Extracted records:
◆ ◆ ◆ ◆

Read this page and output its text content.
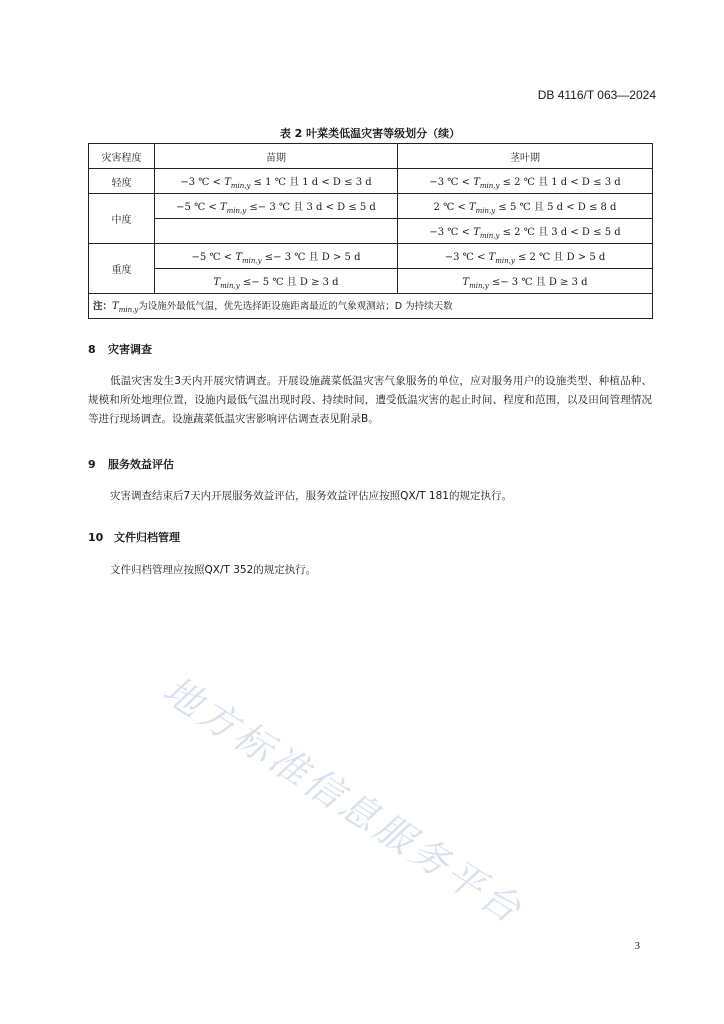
DB 4116/T 063—2024
表 2 叶菜类低温灾害等级划分（续）
灾害程度	苗期	茎叶期
轻度	−3 ℃ < $T_{min,y} \le 1$ ℃ 且 1 d < D ≤ 3 d	−3 ℃ < $T_{min,y} \le 2$ ℃ 且 1 d < D ≤ 3 d
中度	−5 ℃ < $T_{min,y} \le- 3$ ℃ 且 3 d < D ≤ 5 d	2 ℃ < $T_{min,y} \le 5$ ℃ 且 5 d < D ≤ 8 d
		−3 ℃ < $T_{min,y} \le 2$ ℃ 且 3 d < D ≤ 5 d
重度	−5 ℃ < $T_{min,y} \le- 3$ ℃ 且 D > 5 d	−3 ℃ < $T_{min,y} \le 2$ ℃ 且 D > 5 d
	$T_{min,y} \le- 5$ ℃ 且 D ≥ 3 d	$T_{min,y} \le- 3$ ℃ 且 D ≥ 3 d
注：$T_{min,y}$为设施外最低气温，优先选择距设施距离最近的气象观测站；D 为持续天数		
8 灾害调查
低温灾害发生3天内开展灾情调查。开展设施蔬菜低温灾害气象服务的单位，应对服务用户的设施类型、种植品种、规模和所处地理位置，设施内最低气温出现时段、持续时间，遭受低温灾害的起止时间、程度和范围，以及田间管理情况等进行现场调查。设施蔬菜低温灾害影响评估调查表见附录B。
9 服务效益评估
灾害调查结束后7天内开展服务效益评估，服务效益评估应按照QX/T 181的规定执行。
10 文件归档管理
文件归档管理应按照QX/T 352的规定执行。
地方标准信息服务平台
3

◆ ◆ ◆ ◆

# Stated goal
The records above need to be restated word for word, with the pictures left out.

# Full answer
Read this page and output its text content.
DB 4116/T 063—2024
表 2 叶菜类低温灾害等级划分（续）
灾害程度	苗期	茎叶期
轻度	−3 ℃ < $T_{min,y} \le 1$ ℃ 且 1 d < D ≤ 3 d	−3 ℃ < $T_{min,y} \le 2$ ℃ 且 1 d < D ≤ 3 d
中度	−5 ℃ < $T_{min,y} \le- 3$ ℃ 且 3 d < D ≤ 5 d	2 ℃ < $T_{min,y} \le 5$ ℃ 且 5 d < D ≤ 8 d
		−3 ℃ < $T_{min,y} \le 2$ ℃ 且 3 d < D ≤ 5 d
重度	−5 ℃ < $T_{min,y} \le- 3$ ℃ 且 D > 5 d	−3 ℃ < $T_{min,y} \le 2$ ℃ 且 D > 5 d
	$T_{min,y} \le- 5$ ℃ 且 D ≥ 3 d	$T_{min,y} \le- 3$ ℃ 且 D ≥ 3 d
注：$T_{min,y}$为设施外最低气温，优先选择距设施距离最近的气象观测站；D 为持续天数		
8 灾害调查
低温灾害发生3天内开展灾情调查。开展设施蔬菜低温灾害气象服务的单位，应对服务用户的设施类型、种植品种、规模和所处地理位置，设施内最低气温出现时段、持续时间，遭受低温灾害的起止时间、程度和范围，以及田间管理情况等进行现场调查。设施蔬菜低温灾害影响评估调查表见附录B。
9 服务效益评估
灾害调查结束后7天内开展服务效益评估，服务效益评估应按照QX/T 181的规定执行。
10 文件归档管理
文件归档管理应按照QX/T 352的规定执行。
地方标准信息服务平台
3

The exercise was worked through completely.